Start of SUPPLIED ENTRIES

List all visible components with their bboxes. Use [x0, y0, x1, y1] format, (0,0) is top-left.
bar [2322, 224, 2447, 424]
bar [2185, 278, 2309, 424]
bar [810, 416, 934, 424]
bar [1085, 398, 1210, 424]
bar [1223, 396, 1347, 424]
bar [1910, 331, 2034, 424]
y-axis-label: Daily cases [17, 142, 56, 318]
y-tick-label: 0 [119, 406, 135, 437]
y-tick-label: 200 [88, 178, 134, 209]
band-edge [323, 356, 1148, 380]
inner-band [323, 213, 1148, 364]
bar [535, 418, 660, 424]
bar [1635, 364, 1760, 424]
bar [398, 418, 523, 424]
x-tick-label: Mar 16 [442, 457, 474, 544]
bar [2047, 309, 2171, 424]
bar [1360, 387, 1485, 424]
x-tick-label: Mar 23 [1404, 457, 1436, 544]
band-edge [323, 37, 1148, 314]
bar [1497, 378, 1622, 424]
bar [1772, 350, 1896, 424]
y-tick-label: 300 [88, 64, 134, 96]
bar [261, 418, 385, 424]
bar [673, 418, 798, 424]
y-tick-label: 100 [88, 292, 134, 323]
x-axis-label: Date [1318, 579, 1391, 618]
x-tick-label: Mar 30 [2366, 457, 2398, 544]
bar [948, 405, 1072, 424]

End of SUPPLIED ENTRIES

◆ STATED GOAL:
Write out the items again, switching "band-edge" to "band-boundary" everywhere it appears and leaving everything else the same.

◆ CORRECT RESULT:
List all visible components with their bboxes. Use [x0, y0, x1, y1] format, (0,0) is top-left.
bar [2322, 224, 2447, 424]
bar [2185, 278, 2309, 424]
bar [810, 416, 934, 424]
bar [1085, 398, 1210, 424]
bar [1223, 396, 1347, 424]
bar [1910, 331, 2034, 424]
y-axis-label: Daily cases [17, 142, 56, 318]
y-tick-label: 0 [119, 406, 135, 437]
y-tick-label: 200 [88, 178, 134, 209]
band-boundary [323, 356, 1148, 380]
inner-band [323, 213, 1148, 364]
bar [535, 418, 660, 424]
bar [1635, 364, 1760, 424]
bar [398, 418, 523, 424]
x-tick-label: Mar 16 [442, 457, 474, 544]
bar [2047, 309, 2171, 424]
bar [1360, 387, 1485, 424]
x-tick-label: Mar 23 [1404, 457, 1436, 544]
band-boundary [323, 37, 1148, 314]
bar [1497, 378, 1622, 424]
bar [1772, 350, 1896, 424]
y-tick-label: 300 [88, 64, 134, 96]
bar [261, 418, 385, 424]
bar [673, 418, 798, 424]
y-tick-label: 100 [88, 292, 134, 323]
x-axis-label: Date [1318, 579, 1391, 618]
x-tick-label: Mar 30 [2366, 457, 2398, 544]
bar [948, 405, 1072, 424]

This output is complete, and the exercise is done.